## GIVEN INSTRUCTION
The records below must be duplicated exactly, character for character.

──────── SOURCE RECORDS

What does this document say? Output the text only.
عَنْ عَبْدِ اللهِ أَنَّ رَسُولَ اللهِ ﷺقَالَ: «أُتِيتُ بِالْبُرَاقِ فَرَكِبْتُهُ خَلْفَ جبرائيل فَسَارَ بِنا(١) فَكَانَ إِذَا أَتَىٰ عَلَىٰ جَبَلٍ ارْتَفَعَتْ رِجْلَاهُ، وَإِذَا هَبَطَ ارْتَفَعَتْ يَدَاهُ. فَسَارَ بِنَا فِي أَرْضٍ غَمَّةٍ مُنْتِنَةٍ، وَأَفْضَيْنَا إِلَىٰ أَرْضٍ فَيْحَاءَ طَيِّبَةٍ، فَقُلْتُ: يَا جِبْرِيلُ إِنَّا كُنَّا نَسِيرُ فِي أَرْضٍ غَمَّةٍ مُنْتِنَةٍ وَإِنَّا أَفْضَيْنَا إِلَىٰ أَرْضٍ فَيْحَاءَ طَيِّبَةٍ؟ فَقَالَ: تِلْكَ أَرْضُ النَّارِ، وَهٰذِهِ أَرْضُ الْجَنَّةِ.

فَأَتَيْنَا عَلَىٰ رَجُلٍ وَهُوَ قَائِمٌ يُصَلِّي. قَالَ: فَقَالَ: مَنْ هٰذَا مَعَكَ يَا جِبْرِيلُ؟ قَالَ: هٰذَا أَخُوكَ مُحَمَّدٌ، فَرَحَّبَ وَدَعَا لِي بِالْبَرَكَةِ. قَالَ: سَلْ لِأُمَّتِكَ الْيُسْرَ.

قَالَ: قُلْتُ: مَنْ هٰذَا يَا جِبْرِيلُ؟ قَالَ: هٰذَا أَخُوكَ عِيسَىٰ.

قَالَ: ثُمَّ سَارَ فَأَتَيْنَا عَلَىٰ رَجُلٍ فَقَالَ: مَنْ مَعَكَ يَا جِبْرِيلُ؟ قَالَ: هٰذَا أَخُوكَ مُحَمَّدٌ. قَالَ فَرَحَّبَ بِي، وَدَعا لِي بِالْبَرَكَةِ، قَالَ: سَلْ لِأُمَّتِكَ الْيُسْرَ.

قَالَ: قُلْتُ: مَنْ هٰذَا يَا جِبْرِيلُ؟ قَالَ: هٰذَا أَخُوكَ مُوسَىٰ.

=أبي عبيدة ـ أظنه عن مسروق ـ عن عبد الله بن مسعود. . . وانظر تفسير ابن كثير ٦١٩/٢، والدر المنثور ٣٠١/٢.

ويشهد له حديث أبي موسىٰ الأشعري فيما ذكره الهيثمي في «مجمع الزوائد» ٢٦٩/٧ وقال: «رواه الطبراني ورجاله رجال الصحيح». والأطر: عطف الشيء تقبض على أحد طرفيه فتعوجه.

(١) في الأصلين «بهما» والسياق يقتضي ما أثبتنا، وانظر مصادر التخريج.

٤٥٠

────────────────

## RESPONSE TO THIS TASK
What does this document say? Output the text only.
عَنْ عَبْدِ اللهِ أَنَّ رَسُولَ اللهِ ﷺقَالَ: «أُتِيتُ بِالْبُرَاقِ فَرَكِبْتُهُ خَلْفَ جبرائيل فَسَارَ بِنا(١) فَكَانَ إِذَا أَتَىٰ عَلَىٰ جَبَلٍ ارْتَفَعَتْ رِجْلَاهُ، وَإِذَا هَبَطَ ارْتَفَعَتْ يَدَاهُ. فَسَارَ بِنَا فِي أَرْضٍ غَمَّةٍ مُنْتِنَةٍ، وَأَفْضَيْنَا إِلَىٰ أَرْضٍ فَيْحَاءَ طَيِّبَةٍ، فَقُلْتُ: يَا جِبْرِيلُ إِنَّا كُنَّا نَسِيرُ فِي أَرْضٍ غَمَّةٍ مُنْتِنَةٍ وَإِنَّا أَفْضَيْنَا إِلَىٰ أَرْضٍ فَيْحَاءَ طَيِّبَةٍ؟ فَقَالَ: تِلْكَ أَرْضُ النَّارِ، وَهٰذِهِ أَرْضُ الْجَنَّةِ.

فَأَتَيْنَا عَلَىٰ رَجُلٍ وَهُوَ قَائِمٌ يُصَلِّي. قَالَ: فَقَالَ: مَنْ هٰذَا مَعَكَ يَا جِبْرِيلُ؟ قَالَ: هٰذَا أَخُوكَ مُحَمَّدٌ، فَرَحَّبَ وَدَعَا لِي بِالْبَرَكَةِ. قَالَ: سَلْ لِأُمَّتِكَ الْيُسْرَ.

قَالَ: قُلْتُ: مَنْ هٰذَا يَا جِبْرِيلُ؟ قَالَ: هٰذَا أَخُوكَ عِيسَىٰ.

قَالَ: ثُمَّ سَارَ فَأَتَيْنَا عَلَىٰ رَجُلٍ فَقَالَ: مَنْ مَعَكَ يَا جِبْرِيلُ؟ قَالَ: هٰذَا أَخُوكَ مُحَمَّدٌ. قَالَ فَرَحَّبَ بِي، وَدَعا لِي بِالْبَرَكَةِ، قَالَ: سَلْ لِأُمَّتِكَ الْيُسْرَ.

قَالَ: قُلْتُ: مَنْ هٰذَا يَا جِبْرِيلُ؟ قَالَ: هٰذَا أَخُوكَ مُوسَىٰ.

=أبي عبيدة ـ أظنه عن مسروق ـ عن عبد الله بن مسعود. . . وانظر تفسير ابن كثير ٦١٩/٢، والدر المنثور ٣٠١/٢.

ويشهد له حديث أبي موسىٰ الأشعري فيما ذكره الهيثمي في «مجمع الزوائد» ٢٦٩/٧ وقال: «رواه الطبراني ورجاله رجال الصحيح». والأطر: عطف الشيء تقبض على أحد طرفيه فتعوجه.

(١) في الأصلين «بهما» والسياق يقتضي ما أثبتنا، وانظر مصادر التخريج.

٤٥٠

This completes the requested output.